* SHORT TASK
Search the records for "участок". Copy every line where it appears.

* MATERIAL PROVIDED
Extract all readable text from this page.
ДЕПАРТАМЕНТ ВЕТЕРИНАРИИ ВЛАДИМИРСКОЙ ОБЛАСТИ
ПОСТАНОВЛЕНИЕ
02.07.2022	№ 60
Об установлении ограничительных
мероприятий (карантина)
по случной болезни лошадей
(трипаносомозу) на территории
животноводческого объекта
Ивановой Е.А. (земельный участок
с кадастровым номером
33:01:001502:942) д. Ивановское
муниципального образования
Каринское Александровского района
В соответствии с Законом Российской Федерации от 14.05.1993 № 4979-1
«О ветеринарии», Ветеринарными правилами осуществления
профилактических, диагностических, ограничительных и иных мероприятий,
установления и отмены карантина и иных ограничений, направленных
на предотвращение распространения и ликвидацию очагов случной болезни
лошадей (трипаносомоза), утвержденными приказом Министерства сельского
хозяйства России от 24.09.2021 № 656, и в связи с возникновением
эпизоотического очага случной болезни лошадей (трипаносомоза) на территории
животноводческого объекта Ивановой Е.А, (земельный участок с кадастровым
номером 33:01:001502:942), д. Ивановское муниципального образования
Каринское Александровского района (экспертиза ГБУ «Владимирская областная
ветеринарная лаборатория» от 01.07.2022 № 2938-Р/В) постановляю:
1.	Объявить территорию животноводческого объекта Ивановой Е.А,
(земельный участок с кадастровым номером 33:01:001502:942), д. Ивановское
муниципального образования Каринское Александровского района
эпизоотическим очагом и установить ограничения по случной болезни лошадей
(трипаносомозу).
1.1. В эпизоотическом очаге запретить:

* THE ANSWER
Ивановой Е.А. (земельный участок
животноводческого объекта Ивановой Е.А, (земельный участок с кадастровым
(земельный участок с кадастровым номером 33:01:001502:942), д. Ивановское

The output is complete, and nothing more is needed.